Stored data:
============================================================
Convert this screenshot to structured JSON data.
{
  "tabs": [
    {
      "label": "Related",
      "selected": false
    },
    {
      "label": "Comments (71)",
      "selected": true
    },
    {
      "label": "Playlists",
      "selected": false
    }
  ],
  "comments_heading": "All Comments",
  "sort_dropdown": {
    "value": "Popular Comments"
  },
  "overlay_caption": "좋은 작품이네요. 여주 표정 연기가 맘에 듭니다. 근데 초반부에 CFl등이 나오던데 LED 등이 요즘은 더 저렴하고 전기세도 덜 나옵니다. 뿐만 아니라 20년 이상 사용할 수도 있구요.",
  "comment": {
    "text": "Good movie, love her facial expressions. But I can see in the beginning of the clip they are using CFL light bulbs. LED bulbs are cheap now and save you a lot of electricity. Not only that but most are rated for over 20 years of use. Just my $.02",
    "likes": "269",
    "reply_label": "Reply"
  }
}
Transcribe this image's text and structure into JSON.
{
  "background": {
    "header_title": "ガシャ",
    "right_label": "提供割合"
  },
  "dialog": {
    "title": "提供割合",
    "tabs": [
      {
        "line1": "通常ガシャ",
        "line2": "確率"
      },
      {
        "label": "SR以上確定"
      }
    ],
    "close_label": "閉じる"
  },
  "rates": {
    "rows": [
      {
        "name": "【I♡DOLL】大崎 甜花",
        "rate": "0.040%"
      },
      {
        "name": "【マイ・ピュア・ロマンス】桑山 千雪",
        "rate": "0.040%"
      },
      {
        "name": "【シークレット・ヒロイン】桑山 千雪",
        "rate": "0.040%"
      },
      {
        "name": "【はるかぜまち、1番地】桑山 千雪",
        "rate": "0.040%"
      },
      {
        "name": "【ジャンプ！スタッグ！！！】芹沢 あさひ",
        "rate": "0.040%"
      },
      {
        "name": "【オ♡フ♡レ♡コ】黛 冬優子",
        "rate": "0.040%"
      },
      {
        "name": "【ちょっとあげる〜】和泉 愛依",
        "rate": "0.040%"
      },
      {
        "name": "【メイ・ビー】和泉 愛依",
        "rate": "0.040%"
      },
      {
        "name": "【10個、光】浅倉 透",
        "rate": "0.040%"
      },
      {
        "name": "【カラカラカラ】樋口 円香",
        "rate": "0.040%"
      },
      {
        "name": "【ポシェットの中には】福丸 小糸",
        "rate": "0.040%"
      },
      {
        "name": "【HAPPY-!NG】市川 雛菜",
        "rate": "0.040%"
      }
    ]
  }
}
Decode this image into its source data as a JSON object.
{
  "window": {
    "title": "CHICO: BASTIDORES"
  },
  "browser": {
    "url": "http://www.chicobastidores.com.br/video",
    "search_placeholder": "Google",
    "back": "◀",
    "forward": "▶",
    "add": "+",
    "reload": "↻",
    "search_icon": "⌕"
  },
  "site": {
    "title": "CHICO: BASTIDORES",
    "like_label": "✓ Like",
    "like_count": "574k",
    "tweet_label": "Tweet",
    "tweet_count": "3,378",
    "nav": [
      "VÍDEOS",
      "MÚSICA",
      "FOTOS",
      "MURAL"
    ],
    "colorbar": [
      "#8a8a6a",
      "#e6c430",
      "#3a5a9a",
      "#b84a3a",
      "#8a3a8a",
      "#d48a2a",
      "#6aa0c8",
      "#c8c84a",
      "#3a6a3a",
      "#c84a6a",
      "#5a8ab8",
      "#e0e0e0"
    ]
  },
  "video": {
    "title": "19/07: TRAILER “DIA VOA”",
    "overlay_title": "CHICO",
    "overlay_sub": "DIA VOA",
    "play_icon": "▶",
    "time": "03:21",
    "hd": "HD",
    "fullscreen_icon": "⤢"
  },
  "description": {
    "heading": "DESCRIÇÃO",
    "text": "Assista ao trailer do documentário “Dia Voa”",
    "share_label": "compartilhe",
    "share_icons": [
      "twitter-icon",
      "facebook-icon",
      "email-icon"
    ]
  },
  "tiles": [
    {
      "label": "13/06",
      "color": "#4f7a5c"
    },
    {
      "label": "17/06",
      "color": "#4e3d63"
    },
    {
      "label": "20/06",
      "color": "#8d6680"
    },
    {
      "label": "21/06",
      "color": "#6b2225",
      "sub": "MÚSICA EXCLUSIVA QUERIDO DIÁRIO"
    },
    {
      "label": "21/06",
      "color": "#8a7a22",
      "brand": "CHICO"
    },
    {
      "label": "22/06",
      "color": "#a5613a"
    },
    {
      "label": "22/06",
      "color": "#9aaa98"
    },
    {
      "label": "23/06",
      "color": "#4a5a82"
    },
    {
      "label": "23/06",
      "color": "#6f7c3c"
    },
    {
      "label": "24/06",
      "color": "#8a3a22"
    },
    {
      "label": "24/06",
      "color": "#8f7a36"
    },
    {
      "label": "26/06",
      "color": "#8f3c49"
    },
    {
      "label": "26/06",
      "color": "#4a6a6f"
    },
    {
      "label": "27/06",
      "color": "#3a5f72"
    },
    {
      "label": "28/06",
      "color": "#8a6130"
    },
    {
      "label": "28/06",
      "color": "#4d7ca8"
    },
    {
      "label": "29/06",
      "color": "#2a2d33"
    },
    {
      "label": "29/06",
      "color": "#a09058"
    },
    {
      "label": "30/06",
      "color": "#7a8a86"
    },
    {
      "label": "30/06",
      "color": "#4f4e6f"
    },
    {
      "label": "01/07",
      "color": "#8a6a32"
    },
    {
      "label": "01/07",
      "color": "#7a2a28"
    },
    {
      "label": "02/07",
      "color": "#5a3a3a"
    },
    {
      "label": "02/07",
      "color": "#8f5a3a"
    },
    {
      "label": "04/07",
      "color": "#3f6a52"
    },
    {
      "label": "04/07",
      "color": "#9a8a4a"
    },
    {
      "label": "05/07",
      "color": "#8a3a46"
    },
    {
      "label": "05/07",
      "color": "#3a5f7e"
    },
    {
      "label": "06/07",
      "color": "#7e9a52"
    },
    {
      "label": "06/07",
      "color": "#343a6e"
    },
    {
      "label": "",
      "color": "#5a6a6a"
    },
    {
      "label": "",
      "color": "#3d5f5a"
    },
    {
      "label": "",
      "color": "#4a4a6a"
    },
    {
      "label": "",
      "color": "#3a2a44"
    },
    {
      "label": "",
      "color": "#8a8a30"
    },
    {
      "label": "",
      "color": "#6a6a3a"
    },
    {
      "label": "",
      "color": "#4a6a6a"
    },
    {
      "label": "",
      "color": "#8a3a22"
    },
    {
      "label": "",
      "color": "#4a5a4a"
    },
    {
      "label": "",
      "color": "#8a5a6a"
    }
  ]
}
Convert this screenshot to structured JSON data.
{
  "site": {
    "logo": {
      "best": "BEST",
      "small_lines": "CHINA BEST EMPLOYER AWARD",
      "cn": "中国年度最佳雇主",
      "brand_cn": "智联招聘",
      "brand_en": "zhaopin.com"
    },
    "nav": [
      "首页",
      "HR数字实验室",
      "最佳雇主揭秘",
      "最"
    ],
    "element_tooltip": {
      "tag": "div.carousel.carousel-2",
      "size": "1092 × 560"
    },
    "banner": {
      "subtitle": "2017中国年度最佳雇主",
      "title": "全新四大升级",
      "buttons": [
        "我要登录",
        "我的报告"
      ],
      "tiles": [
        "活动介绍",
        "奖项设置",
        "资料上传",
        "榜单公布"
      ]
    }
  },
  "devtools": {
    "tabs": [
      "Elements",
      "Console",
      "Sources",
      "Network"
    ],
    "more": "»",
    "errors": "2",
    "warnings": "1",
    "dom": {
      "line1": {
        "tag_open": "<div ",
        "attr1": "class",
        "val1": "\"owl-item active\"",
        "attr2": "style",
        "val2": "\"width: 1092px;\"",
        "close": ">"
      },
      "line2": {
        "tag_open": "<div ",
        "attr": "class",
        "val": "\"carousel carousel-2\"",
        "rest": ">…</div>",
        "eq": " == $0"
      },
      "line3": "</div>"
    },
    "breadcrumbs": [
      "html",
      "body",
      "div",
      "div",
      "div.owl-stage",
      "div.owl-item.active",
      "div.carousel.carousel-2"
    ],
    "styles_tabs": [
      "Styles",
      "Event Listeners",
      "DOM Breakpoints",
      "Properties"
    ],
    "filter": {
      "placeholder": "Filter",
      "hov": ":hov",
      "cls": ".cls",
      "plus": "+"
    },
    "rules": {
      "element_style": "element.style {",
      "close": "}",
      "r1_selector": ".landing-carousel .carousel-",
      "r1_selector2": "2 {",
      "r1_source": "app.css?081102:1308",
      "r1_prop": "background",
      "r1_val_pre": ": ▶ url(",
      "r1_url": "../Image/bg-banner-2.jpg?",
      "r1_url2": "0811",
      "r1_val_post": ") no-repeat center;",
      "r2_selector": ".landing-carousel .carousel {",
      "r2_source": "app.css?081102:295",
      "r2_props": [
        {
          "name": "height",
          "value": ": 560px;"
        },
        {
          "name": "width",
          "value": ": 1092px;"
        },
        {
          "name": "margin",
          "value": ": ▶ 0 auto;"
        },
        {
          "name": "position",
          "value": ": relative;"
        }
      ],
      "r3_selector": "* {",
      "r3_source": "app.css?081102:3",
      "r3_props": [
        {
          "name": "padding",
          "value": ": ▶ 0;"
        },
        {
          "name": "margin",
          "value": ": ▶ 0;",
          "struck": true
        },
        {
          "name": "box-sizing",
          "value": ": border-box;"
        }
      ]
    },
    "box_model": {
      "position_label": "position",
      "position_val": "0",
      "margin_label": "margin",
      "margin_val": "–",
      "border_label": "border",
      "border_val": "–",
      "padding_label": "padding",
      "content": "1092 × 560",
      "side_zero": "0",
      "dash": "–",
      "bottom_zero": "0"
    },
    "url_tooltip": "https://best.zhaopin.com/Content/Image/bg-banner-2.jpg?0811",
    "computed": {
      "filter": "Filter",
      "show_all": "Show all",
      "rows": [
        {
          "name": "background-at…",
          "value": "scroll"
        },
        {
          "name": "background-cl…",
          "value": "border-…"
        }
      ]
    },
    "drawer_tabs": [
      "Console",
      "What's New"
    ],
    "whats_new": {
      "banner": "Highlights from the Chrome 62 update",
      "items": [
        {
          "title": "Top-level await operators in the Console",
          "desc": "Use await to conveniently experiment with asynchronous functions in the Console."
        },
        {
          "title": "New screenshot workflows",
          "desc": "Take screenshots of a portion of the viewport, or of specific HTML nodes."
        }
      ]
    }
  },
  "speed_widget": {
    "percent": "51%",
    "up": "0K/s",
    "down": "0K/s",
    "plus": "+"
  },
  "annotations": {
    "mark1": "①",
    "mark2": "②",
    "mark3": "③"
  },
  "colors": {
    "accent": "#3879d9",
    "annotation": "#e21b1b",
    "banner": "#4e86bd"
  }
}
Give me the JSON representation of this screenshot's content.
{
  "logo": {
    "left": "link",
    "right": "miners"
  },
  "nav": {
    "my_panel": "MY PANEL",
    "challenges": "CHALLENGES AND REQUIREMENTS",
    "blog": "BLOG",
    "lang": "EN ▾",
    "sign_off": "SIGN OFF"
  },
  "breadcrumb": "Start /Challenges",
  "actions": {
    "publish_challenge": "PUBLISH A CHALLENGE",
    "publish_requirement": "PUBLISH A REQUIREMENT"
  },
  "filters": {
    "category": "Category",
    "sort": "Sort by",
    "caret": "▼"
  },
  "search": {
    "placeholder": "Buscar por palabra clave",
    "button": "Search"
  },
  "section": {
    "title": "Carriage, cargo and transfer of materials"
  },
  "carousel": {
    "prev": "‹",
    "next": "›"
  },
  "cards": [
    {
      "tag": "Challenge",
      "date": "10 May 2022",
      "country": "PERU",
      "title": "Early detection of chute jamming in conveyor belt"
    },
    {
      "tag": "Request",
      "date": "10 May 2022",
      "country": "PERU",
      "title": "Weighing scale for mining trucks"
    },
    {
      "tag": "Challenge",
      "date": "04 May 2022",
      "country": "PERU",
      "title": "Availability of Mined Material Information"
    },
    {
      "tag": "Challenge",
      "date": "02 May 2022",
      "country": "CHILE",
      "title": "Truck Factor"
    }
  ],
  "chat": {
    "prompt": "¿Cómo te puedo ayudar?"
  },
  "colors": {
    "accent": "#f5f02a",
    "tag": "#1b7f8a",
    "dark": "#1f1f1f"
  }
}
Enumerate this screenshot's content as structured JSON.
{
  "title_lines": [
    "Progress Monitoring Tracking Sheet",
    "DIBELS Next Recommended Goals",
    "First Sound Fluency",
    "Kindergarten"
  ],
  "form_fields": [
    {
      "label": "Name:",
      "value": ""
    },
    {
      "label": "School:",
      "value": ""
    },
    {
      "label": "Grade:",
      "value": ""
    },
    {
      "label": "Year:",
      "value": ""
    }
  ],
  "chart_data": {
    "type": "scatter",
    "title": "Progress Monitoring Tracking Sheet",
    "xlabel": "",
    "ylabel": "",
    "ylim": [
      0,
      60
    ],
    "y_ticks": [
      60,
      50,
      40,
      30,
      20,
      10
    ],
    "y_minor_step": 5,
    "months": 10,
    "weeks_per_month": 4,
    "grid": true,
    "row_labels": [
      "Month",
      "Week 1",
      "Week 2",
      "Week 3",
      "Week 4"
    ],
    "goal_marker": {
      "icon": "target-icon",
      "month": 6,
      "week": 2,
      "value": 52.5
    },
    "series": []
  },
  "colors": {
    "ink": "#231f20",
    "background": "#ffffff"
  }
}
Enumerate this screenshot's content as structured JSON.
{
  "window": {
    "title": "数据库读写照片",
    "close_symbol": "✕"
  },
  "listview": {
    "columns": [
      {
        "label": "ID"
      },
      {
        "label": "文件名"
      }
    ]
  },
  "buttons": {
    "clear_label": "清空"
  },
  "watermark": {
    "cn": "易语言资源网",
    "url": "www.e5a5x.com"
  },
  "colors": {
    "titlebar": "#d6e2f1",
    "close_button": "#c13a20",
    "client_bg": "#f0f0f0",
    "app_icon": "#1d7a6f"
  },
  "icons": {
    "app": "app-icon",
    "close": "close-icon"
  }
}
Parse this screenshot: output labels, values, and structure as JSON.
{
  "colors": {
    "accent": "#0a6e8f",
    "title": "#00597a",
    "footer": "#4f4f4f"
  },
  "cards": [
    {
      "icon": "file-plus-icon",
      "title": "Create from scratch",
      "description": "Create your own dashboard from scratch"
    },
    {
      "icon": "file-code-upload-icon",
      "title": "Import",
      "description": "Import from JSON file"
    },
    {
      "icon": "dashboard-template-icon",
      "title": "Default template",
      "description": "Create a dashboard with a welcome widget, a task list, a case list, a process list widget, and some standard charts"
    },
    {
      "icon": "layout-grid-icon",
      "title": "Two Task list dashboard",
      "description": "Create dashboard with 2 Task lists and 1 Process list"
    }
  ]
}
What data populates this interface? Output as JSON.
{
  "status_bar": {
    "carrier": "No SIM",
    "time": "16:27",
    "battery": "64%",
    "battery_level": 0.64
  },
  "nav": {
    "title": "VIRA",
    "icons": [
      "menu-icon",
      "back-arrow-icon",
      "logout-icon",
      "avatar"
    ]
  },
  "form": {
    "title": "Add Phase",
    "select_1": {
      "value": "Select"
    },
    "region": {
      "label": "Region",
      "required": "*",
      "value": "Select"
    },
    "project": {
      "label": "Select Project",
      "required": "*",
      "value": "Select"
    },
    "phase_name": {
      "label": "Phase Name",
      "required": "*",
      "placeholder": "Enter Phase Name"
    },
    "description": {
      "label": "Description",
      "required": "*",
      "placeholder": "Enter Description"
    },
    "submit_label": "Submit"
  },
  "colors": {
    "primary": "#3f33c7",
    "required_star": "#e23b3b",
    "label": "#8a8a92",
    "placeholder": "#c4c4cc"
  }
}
============================================================
• Stated problem:
Select and copy every line of the listing with the word "Create".

• Exercise solution:
      "title": "Create from scratch",
      "description": "Create your own dashboard from scratch"
      "description": "Create a dashboard with a welcome widget, a task list, a case list, a process list widget, and some standard charts"
      "description": "Create dashboard with 2 Task lists and 1 Process list"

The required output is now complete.